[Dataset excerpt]
* * * * *
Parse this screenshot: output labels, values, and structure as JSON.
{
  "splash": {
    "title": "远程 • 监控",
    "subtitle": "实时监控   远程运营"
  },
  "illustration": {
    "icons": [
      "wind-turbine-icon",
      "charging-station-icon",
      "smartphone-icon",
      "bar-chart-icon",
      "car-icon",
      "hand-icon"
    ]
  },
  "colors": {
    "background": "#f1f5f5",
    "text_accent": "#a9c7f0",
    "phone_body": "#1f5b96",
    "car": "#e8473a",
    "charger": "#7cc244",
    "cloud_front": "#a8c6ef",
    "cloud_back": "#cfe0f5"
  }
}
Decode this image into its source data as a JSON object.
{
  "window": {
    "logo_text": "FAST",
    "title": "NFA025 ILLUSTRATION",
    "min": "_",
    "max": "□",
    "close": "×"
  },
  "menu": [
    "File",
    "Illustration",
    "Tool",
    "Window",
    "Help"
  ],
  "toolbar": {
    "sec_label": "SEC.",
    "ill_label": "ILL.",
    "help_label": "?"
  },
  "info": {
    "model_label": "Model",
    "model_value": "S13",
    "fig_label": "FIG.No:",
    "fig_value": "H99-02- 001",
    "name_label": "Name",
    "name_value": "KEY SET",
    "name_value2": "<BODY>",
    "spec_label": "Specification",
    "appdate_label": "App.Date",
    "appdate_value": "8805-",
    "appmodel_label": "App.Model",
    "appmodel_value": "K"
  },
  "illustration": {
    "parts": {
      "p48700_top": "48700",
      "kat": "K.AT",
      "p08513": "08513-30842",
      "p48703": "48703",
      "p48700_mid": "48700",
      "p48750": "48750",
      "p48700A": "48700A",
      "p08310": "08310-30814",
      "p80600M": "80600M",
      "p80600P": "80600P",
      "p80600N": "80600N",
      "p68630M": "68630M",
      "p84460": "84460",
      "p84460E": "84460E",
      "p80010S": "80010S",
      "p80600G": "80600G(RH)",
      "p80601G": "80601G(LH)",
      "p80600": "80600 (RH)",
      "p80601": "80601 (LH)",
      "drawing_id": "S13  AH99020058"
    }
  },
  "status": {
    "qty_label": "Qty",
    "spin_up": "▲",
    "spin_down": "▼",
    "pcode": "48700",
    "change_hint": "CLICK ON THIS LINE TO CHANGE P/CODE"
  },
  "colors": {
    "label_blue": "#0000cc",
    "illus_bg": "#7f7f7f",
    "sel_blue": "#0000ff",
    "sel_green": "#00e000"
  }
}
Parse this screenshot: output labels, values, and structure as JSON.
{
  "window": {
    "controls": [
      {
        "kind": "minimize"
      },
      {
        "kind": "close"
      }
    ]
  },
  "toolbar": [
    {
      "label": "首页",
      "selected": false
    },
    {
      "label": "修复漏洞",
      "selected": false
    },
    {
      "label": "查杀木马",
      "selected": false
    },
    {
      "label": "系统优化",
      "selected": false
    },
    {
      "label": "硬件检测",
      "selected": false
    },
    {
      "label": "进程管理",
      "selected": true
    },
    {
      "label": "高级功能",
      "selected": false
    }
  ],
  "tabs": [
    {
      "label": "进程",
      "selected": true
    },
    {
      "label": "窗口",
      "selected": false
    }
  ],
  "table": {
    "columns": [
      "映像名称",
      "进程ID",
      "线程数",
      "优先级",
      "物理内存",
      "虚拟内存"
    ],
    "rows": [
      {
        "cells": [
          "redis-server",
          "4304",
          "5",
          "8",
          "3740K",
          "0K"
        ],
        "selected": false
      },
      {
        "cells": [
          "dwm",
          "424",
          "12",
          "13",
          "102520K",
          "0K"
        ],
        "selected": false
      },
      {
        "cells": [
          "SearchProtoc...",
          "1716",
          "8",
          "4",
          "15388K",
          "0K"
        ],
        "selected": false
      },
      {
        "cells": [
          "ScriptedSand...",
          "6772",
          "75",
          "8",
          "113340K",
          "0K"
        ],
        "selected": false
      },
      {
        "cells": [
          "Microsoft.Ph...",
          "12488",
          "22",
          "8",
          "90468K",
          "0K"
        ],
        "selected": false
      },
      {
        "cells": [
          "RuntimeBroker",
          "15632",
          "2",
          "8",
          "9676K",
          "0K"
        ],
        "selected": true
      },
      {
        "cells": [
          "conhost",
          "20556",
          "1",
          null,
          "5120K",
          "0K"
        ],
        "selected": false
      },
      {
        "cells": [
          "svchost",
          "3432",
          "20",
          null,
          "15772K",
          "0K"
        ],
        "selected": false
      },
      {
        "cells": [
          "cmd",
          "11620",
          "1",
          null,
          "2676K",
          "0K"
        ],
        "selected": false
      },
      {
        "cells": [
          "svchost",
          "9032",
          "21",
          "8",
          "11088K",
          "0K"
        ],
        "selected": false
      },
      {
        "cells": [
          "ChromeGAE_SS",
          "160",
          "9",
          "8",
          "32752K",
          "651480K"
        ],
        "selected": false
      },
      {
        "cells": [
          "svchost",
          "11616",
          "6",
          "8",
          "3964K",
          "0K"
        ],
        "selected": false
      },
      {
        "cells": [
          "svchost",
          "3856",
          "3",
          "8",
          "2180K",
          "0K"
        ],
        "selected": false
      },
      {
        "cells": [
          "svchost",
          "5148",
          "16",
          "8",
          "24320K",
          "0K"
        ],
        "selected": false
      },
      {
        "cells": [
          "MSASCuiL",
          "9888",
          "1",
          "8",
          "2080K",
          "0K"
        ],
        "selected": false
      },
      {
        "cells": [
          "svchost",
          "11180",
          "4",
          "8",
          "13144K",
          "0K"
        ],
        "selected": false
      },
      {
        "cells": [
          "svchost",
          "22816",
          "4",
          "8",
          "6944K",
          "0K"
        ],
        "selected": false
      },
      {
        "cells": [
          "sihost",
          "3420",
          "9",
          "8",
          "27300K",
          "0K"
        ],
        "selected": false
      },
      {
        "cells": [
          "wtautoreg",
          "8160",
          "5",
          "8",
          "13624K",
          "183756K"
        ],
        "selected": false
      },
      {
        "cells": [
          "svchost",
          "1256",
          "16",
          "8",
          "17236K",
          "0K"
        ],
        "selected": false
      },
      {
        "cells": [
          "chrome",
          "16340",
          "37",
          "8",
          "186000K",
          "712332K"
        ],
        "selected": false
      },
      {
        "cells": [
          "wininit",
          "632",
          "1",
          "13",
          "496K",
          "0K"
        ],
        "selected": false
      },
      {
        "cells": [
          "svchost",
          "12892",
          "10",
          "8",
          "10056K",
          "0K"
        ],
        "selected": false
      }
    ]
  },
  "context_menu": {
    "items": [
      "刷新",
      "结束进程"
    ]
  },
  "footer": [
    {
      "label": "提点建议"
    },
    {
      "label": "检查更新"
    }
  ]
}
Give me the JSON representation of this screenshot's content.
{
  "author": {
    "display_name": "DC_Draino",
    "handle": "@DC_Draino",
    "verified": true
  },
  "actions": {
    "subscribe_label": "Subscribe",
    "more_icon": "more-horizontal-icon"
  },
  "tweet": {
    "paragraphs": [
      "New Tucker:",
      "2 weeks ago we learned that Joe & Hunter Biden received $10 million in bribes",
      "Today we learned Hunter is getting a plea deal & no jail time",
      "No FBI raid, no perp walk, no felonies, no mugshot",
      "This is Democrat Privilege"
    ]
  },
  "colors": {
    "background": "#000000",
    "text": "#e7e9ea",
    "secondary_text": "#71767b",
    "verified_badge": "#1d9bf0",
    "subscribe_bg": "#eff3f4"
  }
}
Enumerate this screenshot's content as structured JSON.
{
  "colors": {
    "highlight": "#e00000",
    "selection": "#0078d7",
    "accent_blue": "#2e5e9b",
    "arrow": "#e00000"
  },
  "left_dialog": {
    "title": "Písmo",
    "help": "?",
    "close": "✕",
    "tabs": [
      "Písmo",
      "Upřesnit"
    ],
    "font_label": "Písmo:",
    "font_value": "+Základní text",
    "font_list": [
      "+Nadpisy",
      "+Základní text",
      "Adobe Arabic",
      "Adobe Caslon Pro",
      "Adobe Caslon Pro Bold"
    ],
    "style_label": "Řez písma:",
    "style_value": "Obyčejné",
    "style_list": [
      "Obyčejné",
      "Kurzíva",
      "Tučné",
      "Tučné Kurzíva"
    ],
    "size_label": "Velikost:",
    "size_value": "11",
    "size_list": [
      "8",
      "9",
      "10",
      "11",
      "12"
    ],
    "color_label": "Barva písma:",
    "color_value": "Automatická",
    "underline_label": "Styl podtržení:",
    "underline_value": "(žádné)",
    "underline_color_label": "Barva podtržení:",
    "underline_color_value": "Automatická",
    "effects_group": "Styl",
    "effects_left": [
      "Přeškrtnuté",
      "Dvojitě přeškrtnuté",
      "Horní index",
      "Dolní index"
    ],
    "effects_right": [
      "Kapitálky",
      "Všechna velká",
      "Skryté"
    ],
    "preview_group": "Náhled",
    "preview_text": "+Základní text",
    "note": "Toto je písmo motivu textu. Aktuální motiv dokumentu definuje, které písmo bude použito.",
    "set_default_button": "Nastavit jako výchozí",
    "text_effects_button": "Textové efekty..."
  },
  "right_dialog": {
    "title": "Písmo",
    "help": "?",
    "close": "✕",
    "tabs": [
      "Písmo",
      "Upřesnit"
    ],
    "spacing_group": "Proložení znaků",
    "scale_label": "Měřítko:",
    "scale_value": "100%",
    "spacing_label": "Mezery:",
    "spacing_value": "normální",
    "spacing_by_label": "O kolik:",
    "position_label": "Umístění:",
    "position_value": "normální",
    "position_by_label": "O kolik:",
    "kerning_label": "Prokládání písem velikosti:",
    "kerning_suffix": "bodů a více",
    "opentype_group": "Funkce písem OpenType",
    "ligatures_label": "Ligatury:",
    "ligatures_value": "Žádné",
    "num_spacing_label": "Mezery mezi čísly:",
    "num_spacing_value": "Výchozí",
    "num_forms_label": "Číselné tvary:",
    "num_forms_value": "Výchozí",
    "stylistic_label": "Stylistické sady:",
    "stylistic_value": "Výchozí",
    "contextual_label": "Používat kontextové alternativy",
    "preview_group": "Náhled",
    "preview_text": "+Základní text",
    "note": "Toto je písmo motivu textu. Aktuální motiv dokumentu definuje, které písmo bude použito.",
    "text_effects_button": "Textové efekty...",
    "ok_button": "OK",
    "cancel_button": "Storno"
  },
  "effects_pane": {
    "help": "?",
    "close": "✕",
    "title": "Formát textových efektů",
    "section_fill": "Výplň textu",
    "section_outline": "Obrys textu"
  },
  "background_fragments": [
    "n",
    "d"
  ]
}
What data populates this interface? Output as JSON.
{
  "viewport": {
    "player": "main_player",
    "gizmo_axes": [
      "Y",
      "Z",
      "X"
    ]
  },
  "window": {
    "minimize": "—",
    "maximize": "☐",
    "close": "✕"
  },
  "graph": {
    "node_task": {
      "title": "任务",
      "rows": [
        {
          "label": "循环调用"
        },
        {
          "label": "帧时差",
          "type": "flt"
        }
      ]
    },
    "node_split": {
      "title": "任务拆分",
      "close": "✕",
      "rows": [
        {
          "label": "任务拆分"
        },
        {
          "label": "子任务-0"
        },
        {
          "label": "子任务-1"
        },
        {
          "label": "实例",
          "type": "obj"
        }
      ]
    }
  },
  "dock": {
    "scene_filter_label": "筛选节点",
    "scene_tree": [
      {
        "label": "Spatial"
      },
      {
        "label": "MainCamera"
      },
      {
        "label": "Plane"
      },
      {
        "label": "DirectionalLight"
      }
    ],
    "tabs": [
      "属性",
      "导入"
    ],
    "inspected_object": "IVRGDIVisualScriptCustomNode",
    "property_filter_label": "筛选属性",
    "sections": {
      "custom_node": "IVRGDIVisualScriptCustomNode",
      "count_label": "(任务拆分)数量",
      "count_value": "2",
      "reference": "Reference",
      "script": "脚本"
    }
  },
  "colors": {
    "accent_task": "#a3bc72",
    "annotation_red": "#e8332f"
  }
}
* * * * *
## REQUEST
Begin with the line that contains "What data populates" and end with the last line of the records; set down every line in that span exactly, and nothing else.

## COMPLETE RESPONSE
What data populates this interface? Output as JSON.
{
  "viewport": {
    "player": "main_player",
    "gizmo_axes": [
      "Y",
      "Z",
      "X"
    ]
  },
  "window": {
    "minimize": "—",
    "maximize": "☐",
    "close": "✕"
  },
  "graph": {
    "node_task": {
      "title": "任务",
      "rows": [
        {
          "label": "循环调用"
        },
        {
          "label": "帧时差",
          "type": "flt"
        }
      ]
    },
    "node_split": {
      "title": "任务拆分",
      "close": "✕",
      "rows": [
        {
          "label": "任务拆分"
        },
        {
          "label": "子任务-0"
        },
        {
          "label": "子任务-1"
        },
        {
          "label": "实例",
          "type": "obj"
        }
      ]
    }
  },
  "dock": {
    "scene_filter_label": "筛选节点",
    "scene_tree": [
      {
        "label": "Spatial"
      },
      {
        "label": "MainCamera"
      },
      {
        "label": "Plane"
      },
      {
        "label": "DirectionalLight"
      }
    ],
    "tabs": [
      "属性",
      "导入"
    ],
    "inspected_object": "IVRGDIVisualScriptCustomNode",
    "property_filter_label": "筛选属性",
    "sections": {
      "custom_node": "IVRGDIVisualScriptCustomNode",
      "count_label": "(任务拆分)数量",
      "count_value": "2",
      "reference": "Reference",
      "script": "脚本"
    }
  },
  "colors": {
    "accent_task": "#a3bc72",
    "annotation_red": "#e8332f"
  }
}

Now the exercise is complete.